# Work to complete
Please put the records, from their first line through the line containing "FancyBboxPatch shape bbox=[170, 553, 210, 586]" (both included), into a numbered list, leaving out any blank lines.

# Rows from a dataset
========

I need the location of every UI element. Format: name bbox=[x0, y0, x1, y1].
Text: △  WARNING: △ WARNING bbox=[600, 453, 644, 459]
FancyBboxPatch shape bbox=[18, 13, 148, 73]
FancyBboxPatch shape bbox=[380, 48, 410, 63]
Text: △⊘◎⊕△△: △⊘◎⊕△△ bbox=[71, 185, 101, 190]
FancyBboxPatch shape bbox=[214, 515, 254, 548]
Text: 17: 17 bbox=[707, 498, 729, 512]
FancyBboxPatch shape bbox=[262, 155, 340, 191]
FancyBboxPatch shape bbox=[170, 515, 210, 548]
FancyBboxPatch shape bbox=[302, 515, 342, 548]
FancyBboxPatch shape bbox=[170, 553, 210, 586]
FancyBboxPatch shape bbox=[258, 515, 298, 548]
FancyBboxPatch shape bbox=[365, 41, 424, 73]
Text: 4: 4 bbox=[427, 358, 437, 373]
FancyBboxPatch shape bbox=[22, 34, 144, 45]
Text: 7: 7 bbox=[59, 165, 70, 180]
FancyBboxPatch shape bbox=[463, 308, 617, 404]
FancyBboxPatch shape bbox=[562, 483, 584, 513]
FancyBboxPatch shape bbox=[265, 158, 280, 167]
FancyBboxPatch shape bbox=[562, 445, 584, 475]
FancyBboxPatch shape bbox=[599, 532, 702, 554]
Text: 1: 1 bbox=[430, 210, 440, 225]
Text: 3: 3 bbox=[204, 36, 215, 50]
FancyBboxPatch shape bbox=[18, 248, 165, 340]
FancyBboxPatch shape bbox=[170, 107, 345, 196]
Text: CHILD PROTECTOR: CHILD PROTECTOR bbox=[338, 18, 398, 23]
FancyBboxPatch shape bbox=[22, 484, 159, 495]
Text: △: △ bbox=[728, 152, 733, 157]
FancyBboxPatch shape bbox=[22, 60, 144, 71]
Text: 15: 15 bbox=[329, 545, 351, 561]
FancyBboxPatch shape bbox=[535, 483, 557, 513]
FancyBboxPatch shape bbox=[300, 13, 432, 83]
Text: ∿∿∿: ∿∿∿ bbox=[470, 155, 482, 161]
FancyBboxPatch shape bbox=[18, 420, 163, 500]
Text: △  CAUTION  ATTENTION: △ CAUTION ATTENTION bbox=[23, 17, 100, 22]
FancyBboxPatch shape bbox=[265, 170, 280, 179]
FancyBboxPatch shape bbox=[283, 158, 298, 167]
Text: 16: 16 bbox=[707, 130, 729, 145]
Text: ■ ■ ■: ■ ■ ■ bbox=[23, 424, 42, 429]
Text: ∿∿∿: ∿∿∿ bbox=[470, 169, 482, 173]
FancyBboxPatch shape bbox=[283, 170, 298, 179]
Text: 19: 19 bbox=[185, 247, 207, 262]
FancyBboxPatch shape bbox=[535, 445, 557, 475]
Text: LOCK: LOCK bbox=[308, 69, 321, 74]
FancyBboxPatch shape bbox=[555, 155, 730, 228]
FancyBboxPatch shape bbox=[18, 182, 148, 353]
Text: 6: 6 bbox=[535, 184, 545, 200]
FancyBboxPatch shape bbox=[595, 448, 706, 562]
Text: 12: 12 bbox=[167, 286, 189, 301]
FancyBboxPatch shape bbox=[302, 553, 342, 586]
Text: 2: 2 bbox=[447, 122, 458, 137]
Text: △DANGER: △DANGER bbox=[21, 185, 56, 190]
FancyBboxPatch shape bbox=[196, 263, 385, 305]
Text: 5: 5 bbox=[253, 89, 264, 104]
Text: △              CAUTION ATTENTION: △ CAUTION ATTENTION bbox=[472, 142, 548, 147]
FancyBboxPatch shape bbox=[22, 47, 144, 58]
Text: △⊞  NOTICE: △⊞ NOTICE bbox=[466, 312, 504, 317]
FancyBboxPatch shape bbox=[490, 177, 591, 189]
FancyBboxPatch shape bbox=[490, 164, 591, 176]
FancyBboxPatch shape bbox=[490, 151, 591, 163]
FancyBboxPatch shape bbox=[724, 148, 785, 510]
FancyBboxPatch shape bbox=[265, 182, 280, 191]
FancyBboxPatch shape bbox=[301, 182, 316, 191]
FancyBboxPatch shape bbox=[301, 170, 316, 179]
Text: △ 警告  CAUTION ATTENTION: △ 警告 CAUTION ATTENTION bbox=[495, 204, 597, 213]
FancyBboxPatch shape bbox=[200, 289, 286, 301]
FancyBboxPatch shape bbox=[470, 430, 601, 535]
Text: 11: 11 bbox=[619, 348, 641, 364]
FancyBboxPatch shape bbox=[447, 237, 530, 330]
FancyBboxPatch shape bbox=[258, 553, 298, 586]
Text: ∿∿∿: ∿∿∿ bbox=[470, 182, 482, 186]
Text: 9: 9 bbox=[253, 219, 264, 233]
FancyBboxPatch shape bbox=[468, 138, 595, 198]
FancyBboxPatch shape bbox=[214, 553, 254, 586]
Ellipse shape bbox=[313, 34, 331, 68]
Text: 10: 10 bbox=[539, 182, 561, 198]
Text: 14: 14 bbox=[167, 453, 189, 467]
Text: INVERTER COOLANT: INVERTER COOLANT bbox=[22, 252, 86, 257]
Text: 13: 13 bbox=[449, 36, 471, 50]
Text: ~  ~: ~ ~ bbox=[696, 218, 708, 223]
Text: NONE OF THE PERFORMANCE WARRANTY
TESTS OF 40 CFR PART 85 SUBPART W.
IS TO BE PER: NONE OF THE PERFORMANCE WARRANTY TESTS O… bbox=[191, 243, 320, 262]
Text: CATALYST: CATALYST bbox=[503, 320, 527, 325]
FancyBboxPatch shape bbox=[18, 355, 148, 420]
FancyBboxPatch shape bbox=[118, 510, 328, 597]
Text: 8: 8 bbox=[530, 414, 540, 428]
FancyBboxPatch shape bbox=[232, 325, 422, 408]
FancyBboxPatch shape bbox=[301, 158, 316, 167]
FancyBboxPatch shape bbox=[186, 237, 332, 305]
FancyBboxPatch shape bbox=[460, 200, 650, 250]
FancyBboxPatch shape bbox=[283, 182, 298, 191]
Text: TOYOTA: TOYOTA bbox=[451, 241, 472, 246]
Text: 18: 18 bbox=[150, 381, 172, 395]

========

# Answer in full
1. I need the location of every UI element. Format: name bbox=[x0, y0, x1, y1].
2. Text: △  WARNING: △ WARNING bbox=[600, 453, 644, 459]
3. FancyBboxPatch shape bbox=[18, 13, 148, 73]
4. FancyBboxPatch shape bbox=[380, 48, 410, 63]
5. Text: △⊘◎⊕△△: △⊘◎⊕△△ bbox=[71, 185, 101, 190]
6. FancyBboxPatch shape bbox=[214, 515, 254, 548]
7. Text: 17: 17 bbox=[707, 498, 729, 512]
8. FancyBboxPatch shape bbox=[262, 155, 340, 191]
9. FancyBboxPatch shape bbox=[170, 515, 210, 548]
10. FancyBboxPatch shape bbox=[302, 515, 342, 548]
11. FancyBboxPatch shape bbox=[170, 553, 210, 586]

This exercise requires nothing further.